Figure collection entries
● ● ● ●

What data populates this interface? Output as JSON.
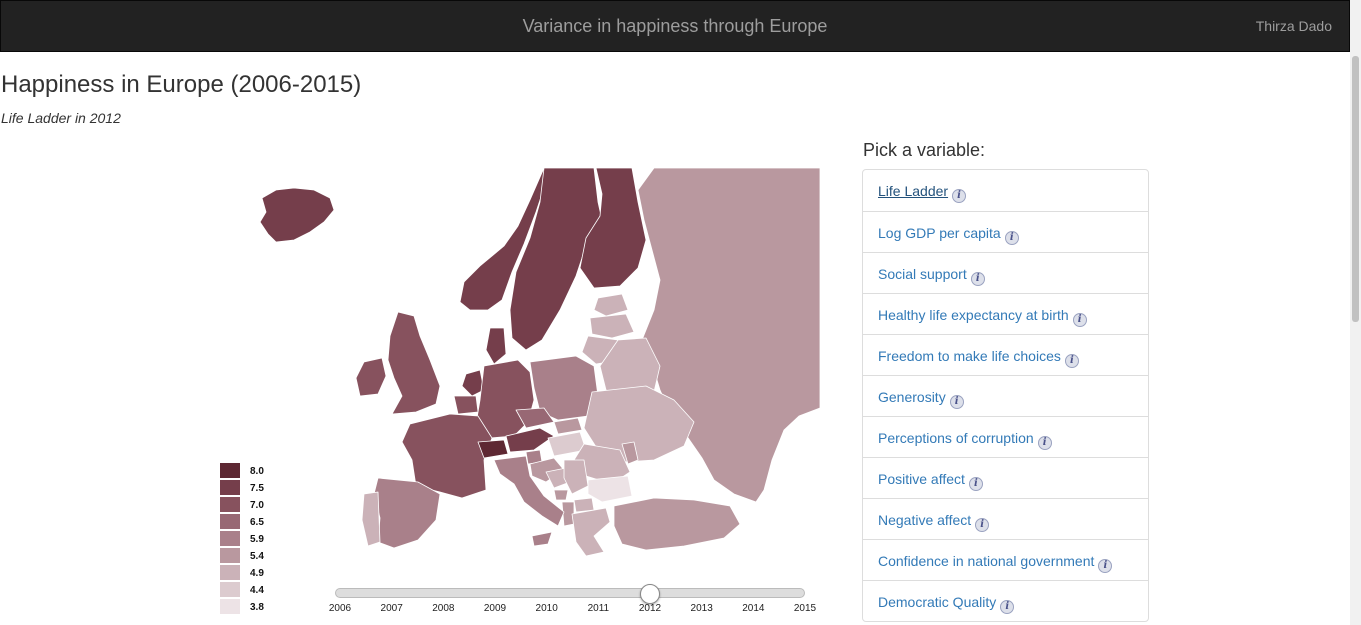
{
  "navbar": {
    "title": "Variance in happiness through Europe",
    "user": "Thirza Dado"
  },
  "page": {
    "title": "Happiness in Europe (2006-2015)",
    "subtitle": "Life Ladder in 2012"
  },
  "picker": {
    "title": "Pick a variable:",
    "items": [
      {
        "label": "Life Ladder",
        "active": true
      },
      {
        "label": "Log GDP per capita"
      },
      {
        "label": "Social support"
      },
      {
        "label": "Healthy life expectancy at birth"
      },
      {
        "label": "Freedom to make life choices"
      },
      {
        "label": "Generosity"
      },
      {
        "label": "Perceptions of corruption"
      },
      {
        "label": "Positive affect"
      },
      {
        "label": "Negative affect"
      },
      {
        "label": "Confidence in national government"
      },
      {
        "label": "Democratic Quality"
      }
    ],
    "info_icon": "info-icon"
  },
  "legend": [
    {
      "label": "8.0",
      "color": "#5e2833"
    },
    {
      "label": "7.5",
      "color": "#753e4b"
    },
    {
      "label": "7.0",
      "color": "#87525e"
    },
    {
      "label": "6.5",
      "color": "#986874"
    },
    {
      "label": "5.9",
      "color": "#a9808a"
    },
    {
      "label": "5.4",
      "color": "#b9989f"
    },
    {
      "label": "4.9",
      "color": "#cbb2b8"
    },
    {
      "label": "4.4",
      "color": "#dccbcf"
    },
    {
      "label": "3.8",
      "color": "#ede3e6"
    }
  ],
  "slider": {
    "years": [
      "2006",
      "2007",
      "2008",
      "2009",
      "2010",
      "2011",
      "2012",
      "2013",
      "2014",
      "2015"
    ],
    "selected": "2012"
  }
}
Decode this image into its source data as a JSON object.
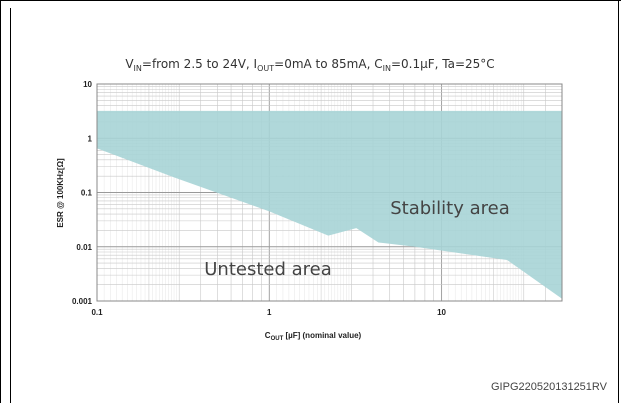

● ● ● ●

Written instruction —
Pull out all lines in the data above that include "JSON".

Exercise output —
What data populates this interface? Output as JSON.
Decode this image into its source data as a JSON object.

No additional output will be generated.